**WORK REQUIRED**. Each record below is to be copied word for word, with pictures removed.

**EXERCISE MATERIAL**.
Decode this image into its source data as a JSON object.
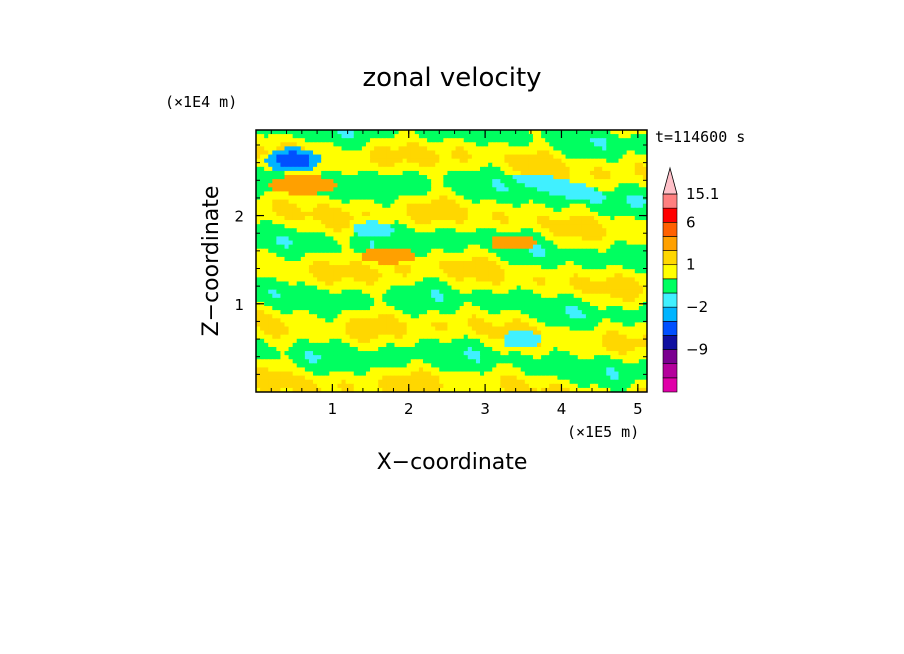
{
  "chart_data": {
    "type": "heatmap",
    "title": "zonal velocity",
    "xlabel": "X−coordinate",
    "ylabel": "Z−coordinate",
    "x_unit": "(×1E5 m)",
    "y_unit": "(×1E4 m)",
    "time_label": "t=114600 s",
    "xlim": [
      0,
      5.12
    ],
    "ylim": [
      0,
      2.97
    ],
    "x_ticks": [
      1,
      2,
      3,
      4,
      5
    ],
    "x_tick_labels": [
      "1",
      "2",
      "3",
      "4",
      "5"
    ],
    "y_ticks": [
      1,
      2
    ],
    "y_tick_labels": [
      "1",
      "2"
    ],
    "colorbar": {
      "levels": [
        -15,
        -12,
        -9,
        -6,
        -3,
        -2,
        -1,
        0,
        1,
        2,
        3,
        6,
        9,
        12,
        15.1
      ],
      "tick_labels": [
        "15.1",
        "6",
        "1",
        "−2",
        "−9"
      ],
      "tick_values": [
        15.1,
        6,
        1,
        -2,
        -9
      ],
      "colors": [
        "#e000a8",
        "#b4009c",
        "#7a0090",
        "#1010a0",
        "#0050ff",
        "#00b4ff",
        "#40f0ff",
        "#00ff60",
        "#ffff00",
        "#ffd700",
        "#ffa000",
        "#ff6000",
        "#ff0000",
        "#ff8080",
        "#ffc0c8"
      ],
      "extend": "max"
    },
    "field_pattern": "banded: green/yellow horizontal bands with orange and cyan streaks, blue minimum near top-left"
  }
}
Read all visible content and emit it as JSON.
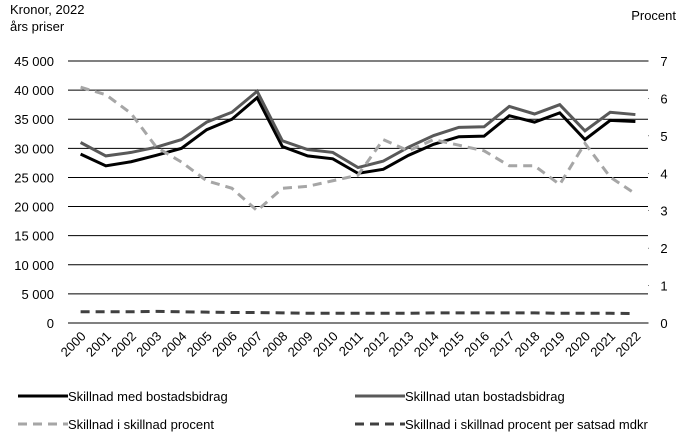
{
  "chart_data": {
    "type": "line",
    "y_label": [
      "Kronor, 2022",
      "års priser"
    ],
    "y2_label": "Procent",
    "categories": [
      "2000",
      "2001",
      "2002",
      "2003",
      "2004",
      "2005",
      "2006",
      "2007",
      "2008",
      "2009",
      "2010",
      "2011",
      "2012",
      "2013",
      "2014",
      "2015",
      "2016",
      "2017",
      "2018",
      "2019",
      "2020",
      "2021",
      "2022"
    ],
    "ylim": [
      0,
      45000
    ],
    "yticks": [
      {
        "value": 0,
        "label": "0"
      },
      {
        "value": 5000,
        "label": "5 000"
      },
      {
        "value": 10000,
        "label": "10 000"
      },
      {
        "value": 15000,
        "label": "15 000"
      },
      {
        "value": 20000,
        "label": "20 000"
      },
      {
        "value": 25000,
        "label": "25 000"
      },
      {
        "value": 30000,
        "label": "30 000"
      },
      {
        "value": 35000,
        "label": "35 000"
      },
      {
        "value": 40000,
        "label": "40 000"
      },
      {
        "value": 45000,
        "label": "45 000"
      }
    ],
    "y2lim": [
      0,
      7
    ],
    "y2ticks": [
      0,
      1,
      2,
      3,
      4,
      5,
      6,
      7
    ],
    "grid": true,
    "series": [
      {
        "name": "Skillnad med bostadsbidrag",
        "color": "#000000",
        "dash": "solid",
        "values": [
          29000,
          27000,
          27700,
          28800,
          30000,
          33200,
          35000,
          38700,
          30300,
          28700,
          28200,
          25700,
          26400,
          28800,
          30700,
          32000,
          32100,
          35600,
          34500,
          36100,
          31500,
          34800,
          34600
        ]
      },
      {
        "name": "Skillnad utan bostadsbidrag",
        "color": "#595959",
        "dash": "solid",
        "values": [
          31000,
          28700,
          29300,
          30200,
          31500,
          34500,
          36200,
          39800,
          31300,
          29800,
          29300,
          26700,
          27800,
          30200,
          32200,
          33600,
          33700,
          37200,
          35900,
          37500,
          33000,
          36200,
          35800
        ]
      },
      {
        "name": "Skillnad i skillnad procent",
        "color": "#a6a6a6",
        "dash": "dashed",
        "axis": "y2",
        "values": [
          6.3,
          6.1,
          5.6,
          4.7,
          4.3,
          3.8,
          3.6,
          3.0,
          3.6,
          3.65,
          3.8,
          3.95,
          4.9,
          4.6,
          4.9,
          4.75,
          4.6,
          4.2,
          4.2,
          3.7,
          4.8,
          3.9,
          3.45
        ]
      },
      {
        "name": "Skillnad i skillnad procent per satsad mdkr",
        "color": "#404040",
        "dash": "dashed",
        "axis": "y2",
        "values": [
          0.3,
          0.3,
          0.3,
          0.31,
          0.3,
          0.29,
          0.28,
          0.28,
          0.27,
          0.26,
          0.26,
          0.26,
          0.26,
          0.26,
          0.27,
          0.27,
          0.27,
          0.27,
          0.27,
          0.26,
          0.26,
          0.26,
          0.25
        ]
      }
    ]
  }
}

**EXERCISE SOLUTION**.
Decode this image into its source data as a JSON object.
{
  "chart_data": {
    "type": "heatmap",
    "title": "zonal velocity",
    "xlabel": "X−coordinate",
    "ylabel": "Z−coordinate",
    "x_unit": "(×1E5 m)",
    "y_unit": "(×1E4 m)",
    "time_label": "t=114600 s",
    "xlim": [
      0,
      5.12
    ],
    "ylim": [
      0,
      2.97
    ],
    "x_ticks": [
      1,
      2,
      3,
      4,
      5
    ],
    "x_tick_labels": [
      "1",
      "2",
      "3",
      "4",
      "5"
    ],
    "y_ticks": [
      1,
      2
    ],
    "y_tick_labels": [
      "1",
      "2"
    ],
    "colorbar": {
      "levels": [
        -15,
        -12,
        -9,
        -6,
        -3,
        -2,
        -1,
        0,
        1,
        2,
        3,
        6,
        9,
        12,
        15.1
      ],
      "tick_labels": [
        "15.1",
        "6",
        "1",
        "−2",
        "−9"
      ],
      "tick_values": [
        15.1,
        6,
        1,
        -2,
        -9
      ],
      "colors": [
        "#e000a8",
        "#b4009c",
        "#7a0090",
        "#1010a0",
        "#0050ff",
        "#00b4ff",
        "#40f0ff",
        "#00ff60",
        "#ffff00",
        "#ffd700",
        "#ffa000",
        "#ff6000",
        "#ff0000",
        "#ff8080",
        "#ffc0c8"
      ],
      "extend": "max"
    },
    "field_pattern": "banded: green/yellow horizontal bands with orange and cyan streaks, blue minimum near top-left"
  }
}
Read all visible content and emit it as JSON.
{
  "chart_data": {
    "type": "line",
    "y_label": [
      "Kronor, 2022",
      "års priser"
    ],
    "y2_label": "Procent",
    "categories": [
      "2000",
      "2001",
      "2002",
      "2003",
      "2004",
      "2005",
      "2006",
      "2007",
      "2008",
      "2009",
      "2010",
      "2011",
      "2012",
      "2013",
      "2014",
      "2015",
      "2016",
      "2017",
      "2018",
      "2019",
      "2020",
      "2021",
      "2022"
    ],
    "ylim": [
      0,
      45000
    ],
    "yticks": [
      {
        "value": 0,
        "label": "0"
      },
      {
        "value": 5000,
        "label": "5 000"
      },
      {
        "value": 10000,
        "label": "10 000"
      },
      {
        "value": 15000,
        "label": "15 000"
      },
      {
        "value": 20000,
        "label": "20 000"
      },
      {
        "value": 25000,
        "label": "25 000"
      },
      {
        "value": 30000,
        "label": "30 000"
      },
      {
        "value": 35000,
        "label": "35 000"
      },
      {
        "value": 40000,
        "label": "40 000"
      },
      {
        "value": 45000,
        "label": "45 000"
      }
    ],
    "y2lim": [
      0,
      7
    ],
    "y2ticks": [
      0,
      1,
      2,
      3,
      4,
      5,
      6,
      7
    ],
    "grid": true,
    "series": [
      {
        "name": "Skillnad med bostadsbidrag",
        "color": "#000000",
        "dash": "solid",
        "values": [
          29000,
          27000,
          27700,
          28800,
          30000,
          33200,
          35000,
          38700,
          30300,
          28700,
          28200,
          25700,
          26400,
          28800,
          30700,
          32000,
          32100,
          35600,
          34500,
          36100,
          31500,
          34800,
          34600
        ]
      },
      {
        "name": "Skillnad utan bostadsbidrag",
        "color": "#595959",
        "dash": "solid",
        "values": [
          31000,
          28700,
          29300,
          30200,
          31500,
          34500,
          36200,
          39800,
          31300,
          29800,
          29300,
          26700,
          27800,
          30200,
          32200,
          33600,
          33700,
          37200,
          35900,
          37500,
          33000,
          36200,
          35800
        ]
      },
      {
        "name": "Skillnad i skillnad procent",
        "color": "#a6a6a6",
        "dash": "dashed",
        "axis": "y2",
        "values": [
          6.3,
          6.1,
          5.6,
          4.7,
          4.3,
          3.8,
          3.6,
          3.0,
          3.6,
          3.65,
          3.8,
          3.95,
          4.9,
          4.6,
          4.9,
          4.75,
          4.6,
          4.2,
          4.2,
          3.7,
          4.8,
          3.9,
          3.45
        ]
      },
      {
        "name": "Skillnad i skillnad procent per satsad mdkr",
        "color": "#404040",
        "dash": "dashed",
        "axis": "y2",
        "values": [
          0.3,
          0.3,
          0.3,
          0.31,
          0.3,
          0.29,
          0.28,
          0.28,
          0.27,
          0.26,
          0.26,
          0.26,
          0.26,
          0.26,
          0.27,
          0.27,
          0.27,
          0.27,
          0.27,
          0.26,
          0.26,
          0.26,
          0.25
        ]
      }
    ]
  }
}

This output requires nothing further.